# OBJECTIVE
Look through the listing for the word "穷人与富人". Copy each line that has it.

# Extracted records
++++++++++
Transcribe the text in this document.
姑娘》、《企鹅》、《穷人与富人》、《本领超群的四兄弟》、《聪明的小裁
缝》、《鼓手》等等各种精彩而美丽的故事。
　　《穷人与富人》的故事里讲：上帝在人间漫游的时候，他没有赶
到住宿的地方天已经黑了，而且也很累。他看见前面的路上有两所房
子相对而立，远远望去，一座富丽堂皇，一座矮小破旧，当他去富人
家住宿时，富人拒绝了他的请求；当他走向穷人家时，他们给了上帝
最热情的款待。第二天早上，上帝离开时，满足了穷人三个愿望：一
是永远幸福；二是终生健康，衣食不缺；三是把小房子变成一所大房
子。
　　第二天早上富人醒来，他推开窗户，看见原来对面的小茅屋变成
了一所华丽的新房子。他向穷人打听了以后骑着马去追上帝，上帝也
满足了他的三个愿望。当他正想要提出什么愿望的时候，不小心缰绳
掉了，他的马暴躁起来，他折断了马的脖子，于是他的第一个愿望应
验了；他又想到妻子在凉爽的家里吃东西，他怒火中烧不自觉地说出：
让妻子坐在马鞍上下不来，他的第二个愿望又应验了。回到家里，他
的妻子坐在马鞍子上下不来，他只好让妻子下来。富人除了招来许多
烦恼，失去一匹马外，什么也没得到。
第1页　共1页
++++++++++
# RESULT BELOW
姑娘》、《企鹅》、《穷人与富人》、《本领超群的四兄弟》、《聪明的小裁
　　《穷人与富人》的故事里讲：上帝在人间漫游的时候，他没有赶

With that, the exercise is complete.